>> START Source excerpt

Michael Wallisch (born 1 November 1985) is a German professional boxer. He held the WBO European heavyweight title from 2015 to 2016.

Professional career
On 11 July 2015 Wallisch won the vacant WBO European Heavyweight Title with a knockout win over Italian Fabio Tuiach early in the 2nd round. He defended the title against Croatian Ivica Bacurin at the Maritim Hotel in Berlin, Germany, on 9 January 2016, winning the fight by unanimous decision after 12 rounds.

After three more wins (over Andre Bunga, Samir Barakovic, Bernard Adie) he faced Christian Hammer as undefeated, with a record of 19–0. By then Wallisch had been long considered a boxing prospect, though his career had been hindered by injuries and other troubles. It was his first chance against a valuable opponent, however, he was defeated by Hammer. In the fifth round, Hammer went out of a clinch and hit him with a right, and Wallisch, who seemed to "overplay the incident", sat down on the ropes, seemingly tired, as the referee counted him out.

>> END Source excerpt
>> START Data listing

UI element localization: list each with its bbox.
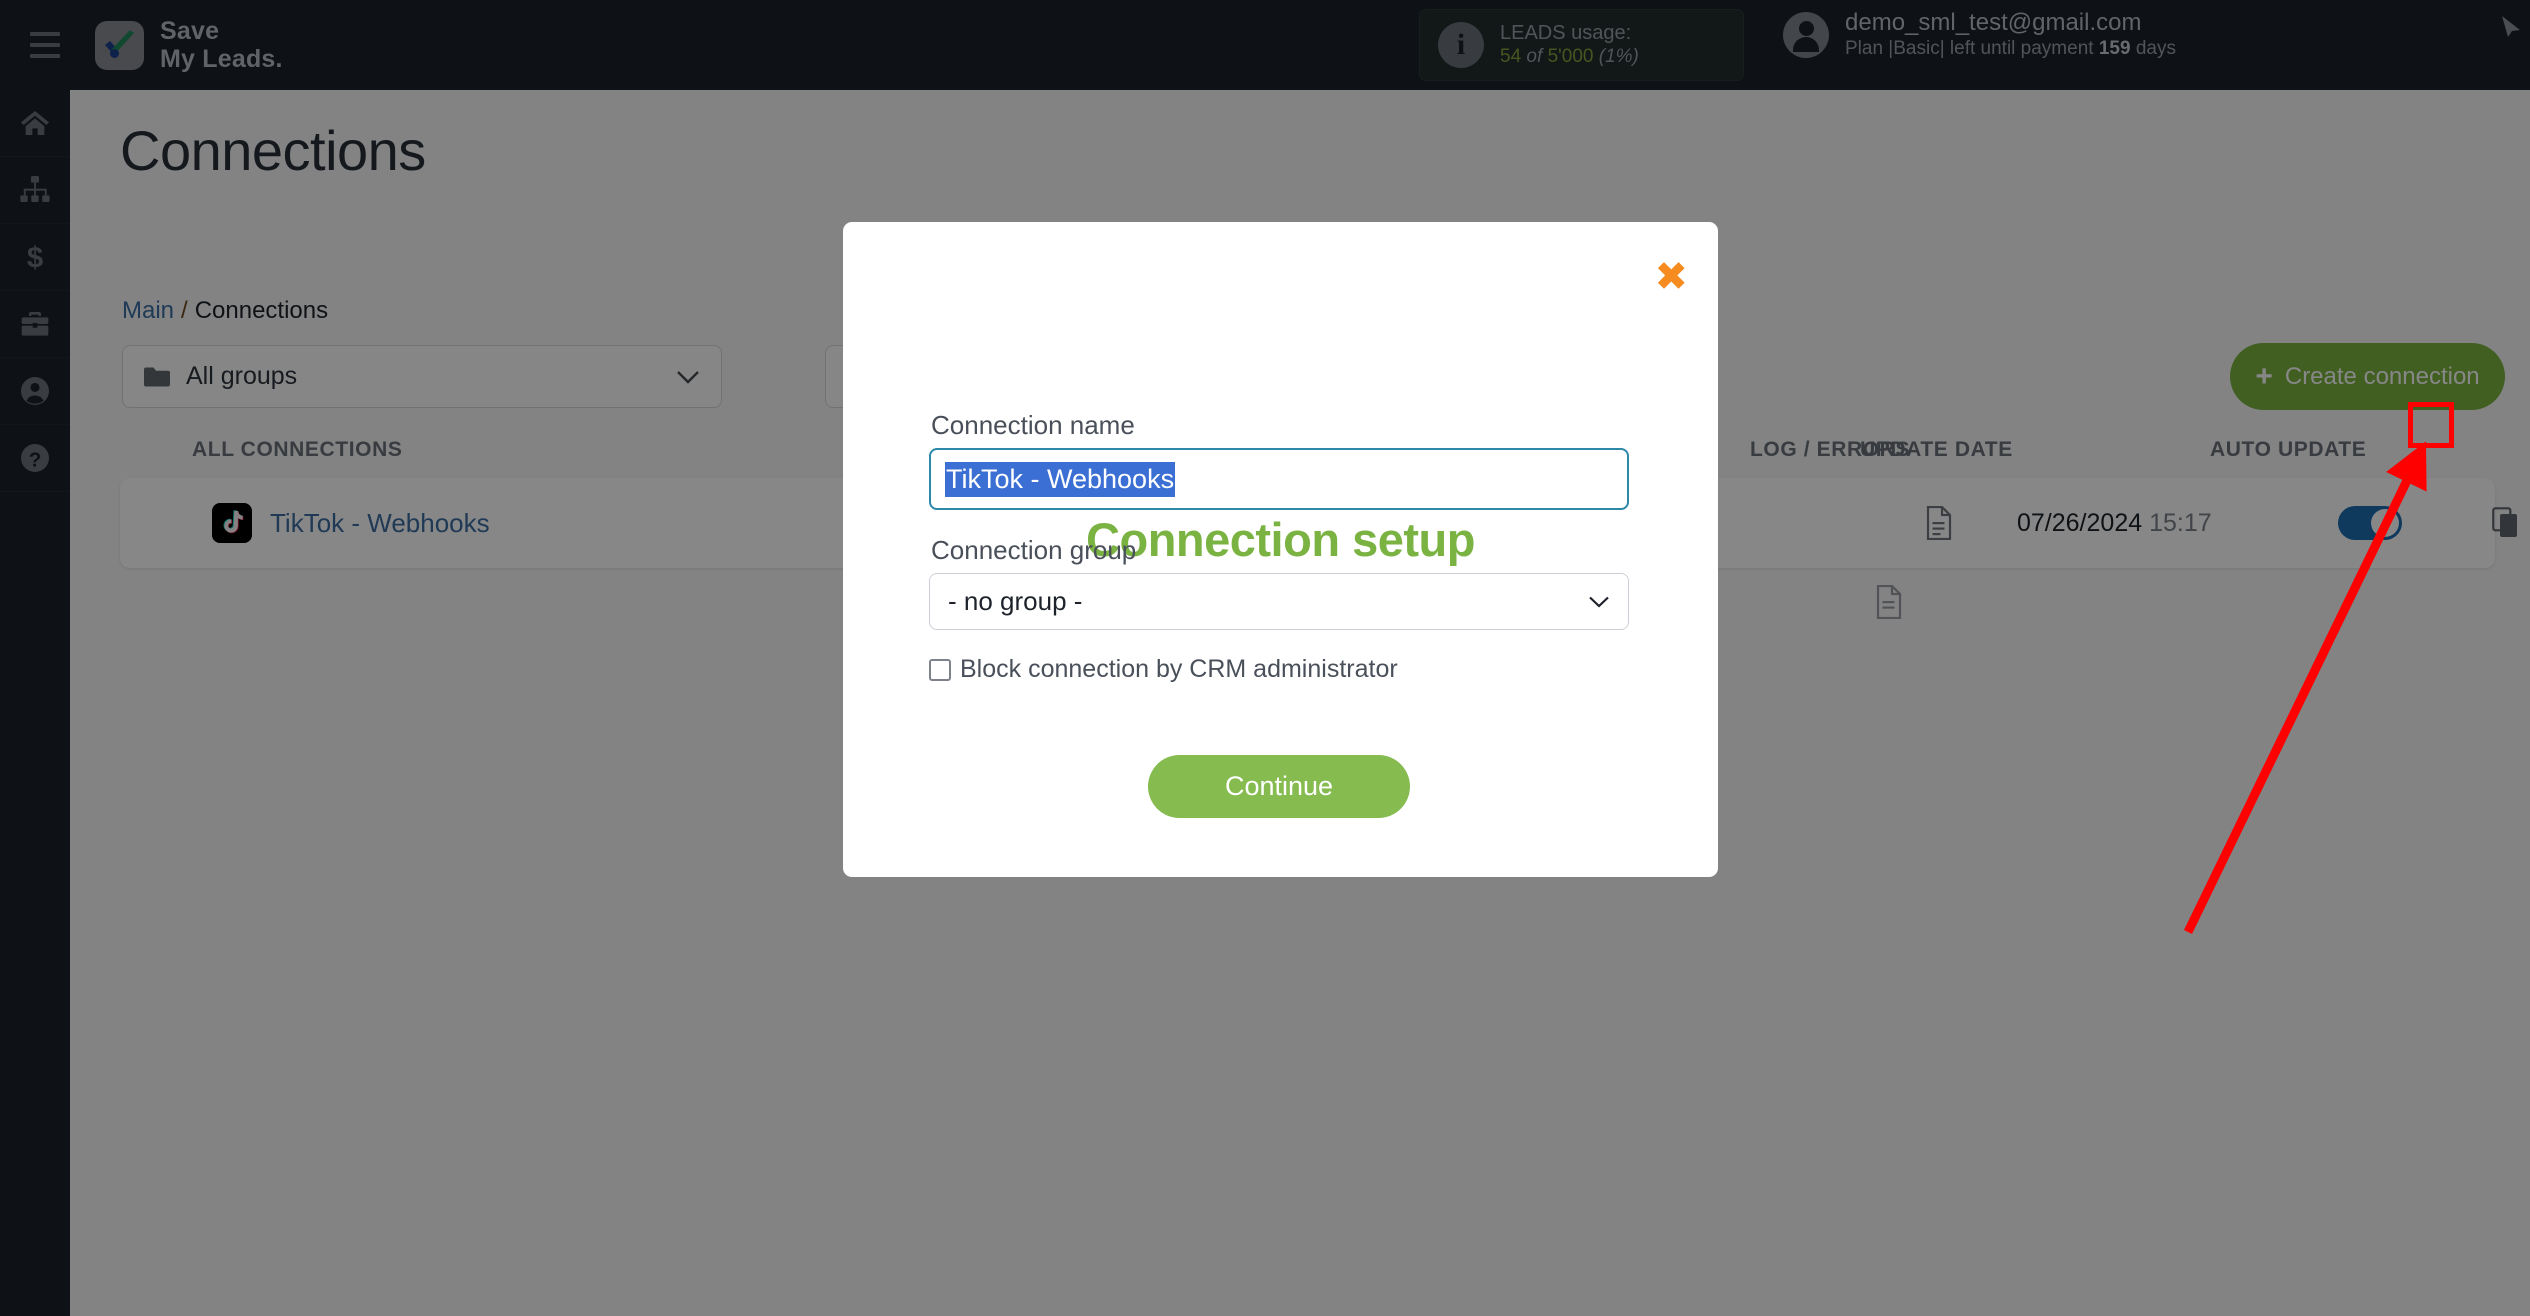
close-icon[interactable]: ✖ bbox=[1654, 257, 1688, 297]
red-arrow-annotation bbox=[2183, 441, 2427, 934]
connection-group-value: - no group - bbox=[948, 586, 1083, 616]
connection-group-select[interactable]: - no group - bbox=[929, 573, 1629, 630]
block-connection-checkbox[interactable] bbox=[929, 658, 951, 681]
block-connection-label: Block connection by CRM administrator bbox=[960, 655, 1398, 683]
connection-name-input[interactable]: TikTok - Webhooks bbox=[929, 448, 1629, 510]
connection-name-value: TikTok - Webhooks bbox=[945, 461, 1176, 497]
chevron-down-icon bbox=[1589, 596, 1609, 608]
continue-button[interactable]: Continue bbox=[1148, 755, 1410, 818]
connection-group-label: Connection group bbox=[931, 535, 1137, 565]
connection-name-label: Connection name bbox=[931, 410, 1135, 440]
block-connection-checkbox-row[interactable]: Block connection by CRM administrator bbox=[929, 655, 1398, 684]
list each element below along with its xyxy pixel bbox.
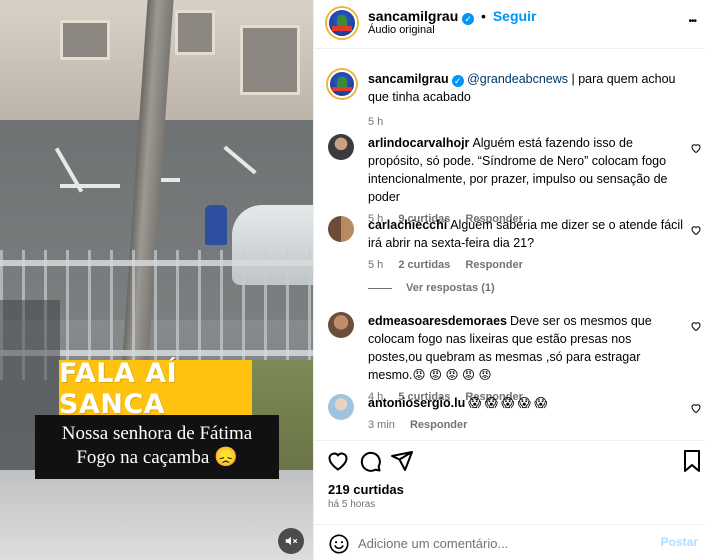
like-comment-icon[interactable] [690,402,702,414]
comment-input[interactable] [358,532,648,554]
audio-label[interactable]: Áudio original [368,24,435,36]
comment-username[interactable]: antoniosergio.lu [368,396,465,410]
like-heart-icon[interactable] [326,449,350,473]
commenter-avatar[interactable] [328,134,354,160]
post-panel: sancamilgrau ✓ • Seguir Áudio original •… [313,0,705,560]
comment-username[interactable]: arlindocarvalhojr [368,136,469,150]
commenter-avatar[interactable] [328,216,354,242]
post-actions [314,440,705,480]
speaker-muted-icon [285,536,298,546]
caption-mention[interactable]: @grandeabcnews [467,72,568,86]
comment-time: 3 min [368,419,395,431]
video-caption-line2: Fogo na caçamba 😞 [76,447,238,468]
more-options-button[interactable]: ••• [688,16,696,27]
comment-username[interactable]: carlachiecchi [368,218,447,232]
video-caption-title: FALA AÍ SANCA [59,358,252,420]
comment-bubble-icon[interactable] [358,449,382,473]
verified-badge-icon: ✓ [462,13,475,25]
comment-username[interactable]: edmeasoaresdemoraes [368,314,507,328]
video-caption-line1: Nossa senhora de Fátima [61,423,253,444]
commenter-avatar[interactable] [328,312,354,338]
verified-badge-icon: ✓ [451,75,464,87]
comments-list[interactable]: sancamilgrau ✓ @grandeabcnews | para quem… [314,50,705,440]
commenter-avatar[interactable] [328,394,354,420]
like-comment-icon[interactable] [690,320,702,332]
caption-username[interactable]: sancamilgrau [368,72,449,86]
follow-button[interactable]: Seguir [493,8,537,24]
header-username[interactable]: sancamilgrau [368,8,458,24]
like-comment-icon[interactable] [690,142,702,154]
mute-button[interactable] [278,528,304,554]
comment-bar: Postar [314,524,705,560]
header-separator: • [481,8,486,24]
video-caption-box: Nossa senhora de Fátima Fogo na caçamba … [35,415,279,479]
emoji-icon[interactable] [328,533,350,555]
reply-button[interactable]: Responder [465,259,522,271]
post-time: há 5 horas [328,499,376,510]
caption-time: 5 h [368,116,384,128]
video-person [205,205,227,245]
video-ledge [0,470,313,560]
post-header: sancamilgrau ✓ • Seguir Áudio original •… [314,0,705,49]
share-send-icon[interactable] [390,449,414,473]
header-user-line: sancamilgrau ✓ • Seguir [368,8,536,25]
author-avatar[interactable] [327,8,357,38]
save-bookmark-icon[interactable] [682,449,702,473]
comment-time: 5 h [368,259,384,271]
reel-video[interactable]: FALA AÍ SANCA Nossa senhora de Fátima Fo… [0,0,313,560]
comment-likes[interactable]: 2 curtidas [398,259,450,271]
like-comment-icon[interactable] [690,224,702,236]
view-replies-button[interactable]: Ver respostas (1) [368,282,495,294]
likes-count[interactable]: 219 curtidas [328,482,404,497]
post-button[interactable]: Postar [661,535,698,549]
caption-avatar[interactable] [328,70,356,98]
reply-button[interactable]: Responder [410,419,467,431]
comment-text: 😱 😱 😱 😱 😱 [468,396,548,410]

>> END Data listing

Exercise objective: Write out the passage of the Michael Wallisch text from "Professional career" up to and including "after 12 rounds.", with every word and punctuation mark unchanged.

In response:
Professional career
On 11 July 2015 Wallisch won the vacant WBO European Heavyweight Title with a knockout win over Italian Fabio Tuiach early in the 2nd round. He defended the title against Croatian Ivica Bacurin at the Maritim Hotel in Berlin, Germany, on 9 January 2016, winning the fight by unanimous decision after 12 rounds.